Ministerieel besluit van 12 mei 2021 houdende de voorlopige bepaling van de voorwaarden voor het op de markt brengen van luchtzuiveringssystemen in het kader van de bestrijding van SARS-CoV-2 buiten medische doeleinden verscheen vandaag in het Belgisch staatsblad.
Een gepaste ventilatie met verse lucht van gebouwen, andere dan gebouwen met een medische functie, is een noodzakelijke voorwaarde is om de overdracht van SARS-CoV-2 via de lucht te beperken.
De Hoge Gezondheidsraad beveelt aan om de door het publiek bezochte ruimten te verluchten en te ventileren bij onvoldoende basisventilatie of bij recirculatie van lucht, maar waarschuwt dat geen van beide vrijstelling verleent voor de uitvoering van de maatregelen ter bestrijding van SARS-CoV-2, zoals het dragen van een masker, het wassen van de handen, het schoonmaken van oppervlakken en het bewaren van een fysieke afstand.
De Hoge Gezondheidsraad beveelt aan om onmiddellijk acties te ondernemen wanneer de CO2-concentratie in de lokalen van een gebouw de grens van 900 ppm bereikt. Deze acties hebben onder meer tot doel om het ventilatiedebiet met verse lucht te verhogen, de virusconcentratie in de lucht te verdunnen en aldus de overdracht van SARS-CoV-2 te beperken. De personen die mobiele en niet-mobiele luchtzuiveringssystemen op de markt brengen, moeten bewijs leveren voor de beweringen met betrekking tot het niveau van doeltreffendheid tegen SARS-CoV-2 in reële omstandigheden en het ongevaarlijk zijn van hun systemen;
Dit besluit bepaalt de voorwaarden voor het op de markt brengen van mobiele en niet-mobiele luchtzuiveringssystemen, buiten medische doeleinden, in het kader van de bestrijding van het SARS-CoV-2 virus.

Gegevens uit de dataset

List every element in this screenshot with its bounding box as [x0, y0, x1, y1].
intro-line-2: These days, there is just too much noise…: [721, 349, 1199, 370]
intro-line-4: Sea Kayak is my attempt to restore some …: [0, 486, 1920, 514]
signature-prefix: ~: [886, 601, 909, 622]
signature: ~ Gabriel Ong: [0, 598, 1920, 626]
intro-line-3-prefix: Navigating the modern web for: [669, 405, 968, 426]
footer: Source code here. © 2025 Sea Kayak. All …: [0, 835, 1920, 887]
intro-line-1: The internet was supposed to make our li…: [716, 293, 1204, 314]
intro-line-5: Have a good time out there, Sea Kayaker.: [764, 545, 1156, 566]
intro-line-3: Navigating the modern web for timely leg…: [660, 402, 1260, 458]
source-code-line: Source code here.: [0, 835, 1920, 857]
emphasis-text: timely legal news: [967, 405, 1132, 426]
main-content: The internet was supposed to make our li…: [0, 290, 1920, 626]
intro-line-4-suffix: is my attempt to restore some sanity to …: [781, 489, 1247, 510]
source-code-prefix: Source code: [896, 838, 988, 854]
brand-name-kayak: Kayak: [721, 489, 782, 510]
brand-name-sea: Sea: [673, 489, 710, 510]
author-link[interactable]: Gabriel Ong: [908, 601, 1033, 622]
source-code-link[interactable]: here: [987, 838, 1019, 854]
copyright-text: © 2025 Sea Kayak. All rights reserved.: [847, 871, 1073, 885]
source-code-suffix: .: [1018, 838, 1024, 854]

◆ **WERKOPDRACHT**: Som alle maatregelen ter bestrijding van SARS-CoV-2 op die de tekst over luchtzuiveringssystemen noemt als maatregelen waarvan verluchten en ventileren volgens de Hoge Gezondheidsraad geen vrijstelling verlenen.

◆ **ANTWOORD**:
- het dragen van een masker
- het wassen van de handen
- het schoonmaken van oppervlakken
- het bewaren van een fysieke afstand